Set task a: Format the rows below as a Markdown table with the columns Row and Line, starting at the first row and ending at the row containing "Annotate this image: element". Number each row, skip blank ones, and leave the pictures out.

Text to read:
Who is Daniel Avila, the Catholic Church’s self-professed “bishops’ marriage guy,” who has been making headlines the past week for his outrageous comments that the devil creates homosexuals in pregnant mothers’ wombs?

One of Avila’s seemingly-many hats was the Associate Director for Policy & Research of the Massachusetts Catholic Conference, before becoming the Policy Advisor for Marriage and Family for the United States Conference of Catholic Bishops (USCCB).

Before we take a look, first, a reminder of what Avila said, before he and The Boston Pilot – America’s oldest Catholic newspaper which serves as the official newspaper of the Archdiocese of Boston — issued retractions and apologies. Avila claimed that God does not cause homosexuality, rather, there is “a credible basis for a spiritual explanation that indicts the devil.”

No one should be surprised that Avila invoked the devil to describe homosexuality. Of same-sex marriage, Avila is quoted as saying, “It’s like a nuclear bomb exploding in every home, and that explosion will reshape society itself. I don’t think we can even describe the frontiers of change that confront us.”

Let there be no mistake: Avila sees his crusade against same-sex marriage equality as a religious holy war.

Avila last year wrote he had an “idyllic feeling” during his visit to a NOM, the National Organization For Marriage event in Rhode Island, where, “[o]ver two hundred people gathered under the trees of the Capitol’s south lawn to hear speeches, get their marriage tour t-shirts, and prepare for an upcoming legislative battle in that state over the definition of marriage.” he also called the pro-same-sex marriage supporters “insurgents.”

In August of 2010, Avila penned, “Marriage and Civil Rights: The Anatomy of a Social Institution from a Constitutional Perspective,” in which he writes, “given the institutional nature of civil rights, an individual rights claim should not gain civil rights status without democratic approval.” In other words, Avila advocates for a plebiscite, a referendum, on same-sex marriage, along with, assumedly, all civil rights, in direct conflict with the Founding Fathers’ wishes.

Avila also claims, “there is no abstractly conceived civil right of equal protection that guarantees marital status for all comers,” in direct contradiction of the 10th and 14th Amendments, and “concludes that the United States Supreme Court should reject a same-sex marriage constitutional claim.”

Many of Avila’s arguments you’re probably familiar with. He, in legalese, essentially rails against activist judges, pulls a Newt Gingrich about how undemocratic it is for a Supreme Court judge to be the final say in issues like marriage equality — which he likens to “extraordinary judicial protection for gays and lesbians” — writing of “the supposed power of just one individual, acting in concert with the judiciary, to redefine what is right and just and thereby change longstanding social institutions.”

Avila falsely claims “in a democracy the people play an essential role when it comes to creating and shaping civil rights.” Again, the Founding Fathers knew, and created the Bill of Rights for the very reason of protecting the rights of there minority from the will of the majority.

Extracted data:
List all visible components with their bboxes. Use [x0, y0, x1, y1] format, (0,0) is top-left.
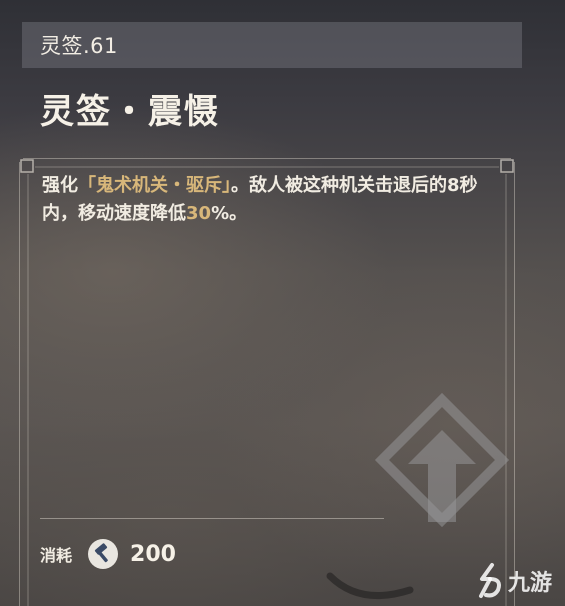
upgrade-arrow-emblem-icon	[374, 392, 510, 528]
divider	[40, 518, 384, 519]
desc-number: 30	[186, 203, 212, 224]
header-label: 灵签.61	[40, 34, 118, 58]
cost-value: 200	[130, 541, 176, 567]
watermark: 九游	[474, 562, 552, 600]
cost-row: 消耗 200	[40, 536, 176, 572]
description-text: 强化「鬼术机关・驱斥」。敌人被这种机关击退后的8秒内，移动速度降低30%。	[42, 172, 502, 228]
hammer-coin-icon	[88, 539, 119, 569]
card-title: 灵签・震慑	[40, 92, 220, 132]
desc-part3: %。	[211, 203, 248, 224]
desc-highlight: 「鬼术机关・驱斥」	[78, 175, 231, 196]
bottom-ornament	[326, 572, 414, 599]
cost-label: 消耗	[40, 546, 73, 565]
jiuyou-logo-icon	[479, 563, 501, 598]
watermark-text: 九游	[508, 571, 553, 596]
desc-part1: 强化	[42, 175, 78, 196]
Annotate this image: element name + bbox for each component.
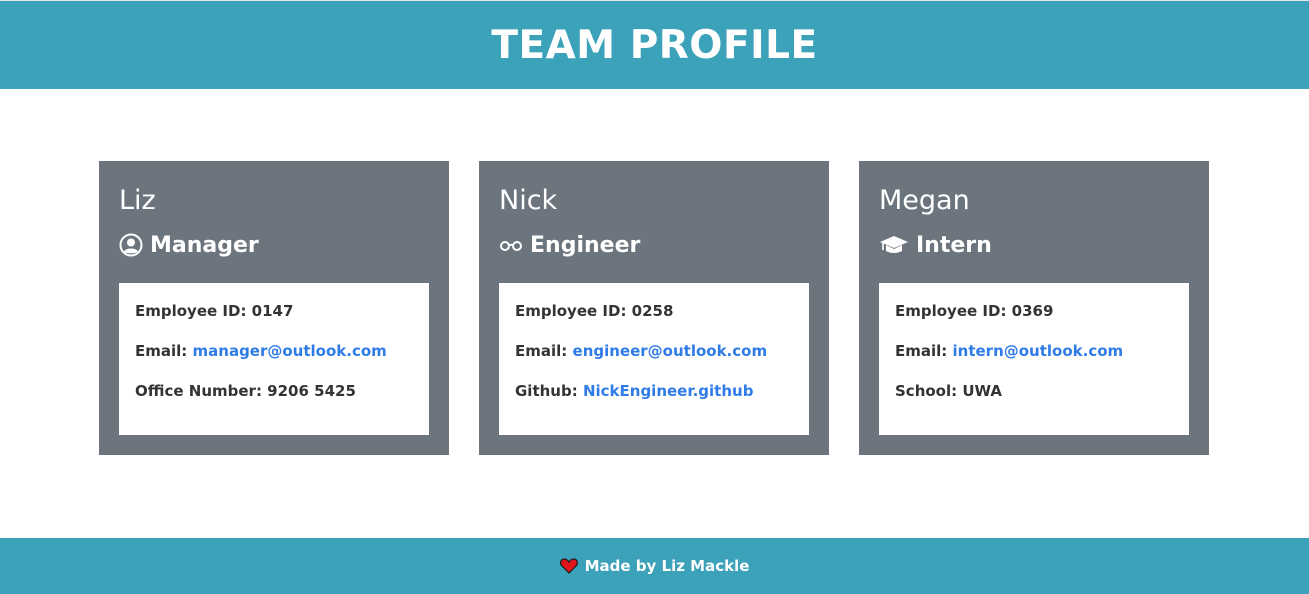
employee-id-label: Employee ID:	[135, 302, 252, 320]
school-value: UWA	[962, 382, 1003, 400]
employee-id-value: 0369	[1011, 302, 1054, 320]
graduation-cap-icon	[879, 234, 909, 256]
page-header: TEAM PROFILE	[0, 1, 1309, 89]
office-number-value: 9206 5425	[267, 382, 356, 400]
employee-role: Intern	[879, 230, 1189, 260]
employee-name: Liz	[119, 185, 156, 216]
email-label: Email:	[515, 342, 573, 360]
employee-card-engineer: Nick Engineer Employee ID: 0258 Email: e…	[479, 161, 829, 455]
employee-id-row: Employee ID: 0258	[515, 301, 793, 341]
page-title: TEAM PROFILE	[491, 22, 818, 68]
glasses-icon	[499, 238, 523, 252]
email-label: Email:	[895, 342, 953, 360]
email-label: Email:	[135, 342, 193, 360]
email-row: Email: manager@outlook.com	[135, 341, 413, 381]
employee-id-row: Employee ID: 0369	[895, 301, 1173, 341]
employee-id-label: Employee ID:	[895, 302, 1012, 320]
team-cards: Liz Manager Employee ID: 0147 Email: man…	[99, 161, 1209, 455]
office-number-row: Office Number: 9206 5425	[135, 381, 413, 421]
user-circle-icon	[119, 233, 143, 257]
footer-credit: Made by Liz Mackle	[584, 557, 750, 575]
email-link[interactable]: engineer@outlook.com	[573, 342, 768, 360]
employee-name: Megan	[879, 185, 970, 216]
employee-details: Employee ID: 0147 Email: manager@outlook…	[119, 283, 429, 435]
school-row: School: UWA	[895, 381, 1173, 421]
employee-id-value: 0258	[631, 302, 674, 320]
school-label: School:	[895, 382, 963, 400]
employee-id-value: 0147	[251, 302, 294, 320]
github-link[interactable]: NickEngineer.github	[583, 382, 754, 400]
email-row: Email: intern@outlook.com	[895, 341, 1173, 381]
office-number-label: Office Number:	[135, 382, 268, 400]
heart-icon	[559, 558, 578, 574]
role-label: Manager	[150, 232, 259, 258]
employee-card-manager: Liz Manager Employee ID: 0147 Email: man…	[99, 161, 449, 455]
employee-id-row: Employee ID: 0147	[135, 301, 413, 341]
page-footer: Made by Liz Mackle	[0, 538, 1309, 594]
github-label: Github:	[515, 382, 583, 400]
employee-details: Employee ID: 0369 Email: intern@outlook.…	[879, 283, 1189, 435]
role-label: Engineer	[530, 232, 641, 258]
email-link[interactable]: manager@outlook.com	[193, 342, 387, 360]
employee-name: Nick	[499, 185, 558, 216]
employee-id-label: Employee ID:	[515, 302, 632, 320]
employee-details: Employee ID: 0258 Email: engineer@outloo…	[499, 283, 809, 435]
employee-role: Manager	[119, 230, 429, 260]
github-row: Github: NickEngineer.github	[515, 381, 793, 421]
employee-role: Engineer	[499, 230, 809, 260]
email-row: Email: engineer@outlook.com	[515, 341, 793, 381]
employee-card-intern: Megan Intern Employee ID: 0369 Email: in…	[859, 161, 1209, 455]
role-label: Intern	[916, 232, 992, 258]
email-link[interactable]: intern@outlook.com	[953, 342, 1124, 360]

Set task b: Please turn the paragraph of the piece about Daniel Avila that begins "In August of 2010, Avila penned" into a short bulleted list that keeps its main facts.

Answer a:
| Row | Line |
|---|---|
| 1 | List all visible components with their bboxes. Use [x0, y0, x1, y1] format, (0,0) is top-left. |
| 2 | upgrade-arrow-emblem-icon	[374, 392, 510, 528] |
| 3 | divider	[40, 518, 384, 519] |
| 4 | desc-number: 30	[186, 203, 212, 224] |
| 5 | header-label: 灵签.61	[40, 34, 118, 58] |
| 6 | cost-value: 200	[130, 541, 176, 567] |
| 7 | watermark: 九游	[474, 562, 552, 600] |
| 8 | cost-row: 消耗 200	[40, 536, 176, 572] |
| 9 | description-text: 强化「鬼术机关・驱斥」。敌人被这种机关击退后的8秒内，移动速度降低30%。	[42, 172, 502, 228] |
| 10 | hammer-coin-icon	[88, 539, 119, 569] |
| 11 | card-title: 灵签・震慑	[40, 92, 220, 132] |
| 12 | desc-part3: %。	[211, 203, 248, 224] |
| 13 | desc-highlight: 「鬼术机关・驱斥」	[78, 175, 231, 196] |
| 14 | bottom-ornament	[326, 572, 414, 599] |
| 15 | cost-label: 消耗	[40, 546, 73, 565] |
| 16 | jiuyou-logo-icon	[479, 563, 501, 598] |
| 17 | watermark-text: 九游	[508, 571, 553, 596] |
| 18 | desc-part1: 强化	[42, 175, 78, 196] |
| 19 | Annotate this image: element name + bbox for each component. |

Answer b:
- In August 2010, Avila wrote "Marriage and Civil Rights: The Anatomy of a Social Institution from a Constitutional Perspective."
- In it, he argues that because civil rights are institutional, an individual rights claim should not gain civil rights status without democratic approval.
- In effect, he advocates a plebiscite or referendum on same-sex marriage and, presumably, on all civil rights.
- According to the piece, this conflicts directly with the Founding Fathers' wishes.